- **PROBLEM REQUIREMENTS**: All records below must be retyped exactly.

- **Records from a collection**:
**********

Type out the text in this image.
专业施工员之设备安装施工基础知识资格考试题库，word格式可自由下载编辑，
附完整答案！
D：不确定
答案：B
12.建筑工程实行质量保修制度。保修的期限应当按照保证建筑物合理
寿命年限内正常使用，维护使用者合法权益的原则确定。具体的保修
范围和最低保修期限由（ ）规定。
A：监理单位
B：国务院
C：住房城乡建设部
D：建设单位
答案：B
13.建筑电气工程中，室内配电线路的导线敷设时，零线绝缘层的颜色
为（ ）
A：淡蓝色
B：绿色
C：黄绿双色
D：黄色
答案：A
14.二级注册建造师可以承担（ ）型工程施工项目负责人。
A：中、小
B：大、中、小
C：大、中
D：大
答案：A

**********

- **THE ANSWER**:
Type out the text in this image.
专业施工员之设备安装施工基础知识资格考试题库，word格式可自由下载编辑，
附完整答案！
D：不确定
答案：B
12.建筑工程实行质量保修制度。保修的期限应当按照保证建筑物合理
寿命年限内正常使用，维护使用者合法权益的原则确定。具体的保修
范围和最低保修期限由（ ）规定。
A：监理单位
B：国务院
C：住房城乡建设部
D：建设单位
答案：B
13.建筑电气工程中，室内配电线路的导线敷设时，零线绝缘层的颜色
为（ ）
A：淡蓝色
B：绿色
C：黄绿双色
D：黄色
答案：A
14.二级注册建造师可以承担（ ）型工程施工项目负责人。
A：中、小
B：大、中、小
C：大、中
D：大
答案：A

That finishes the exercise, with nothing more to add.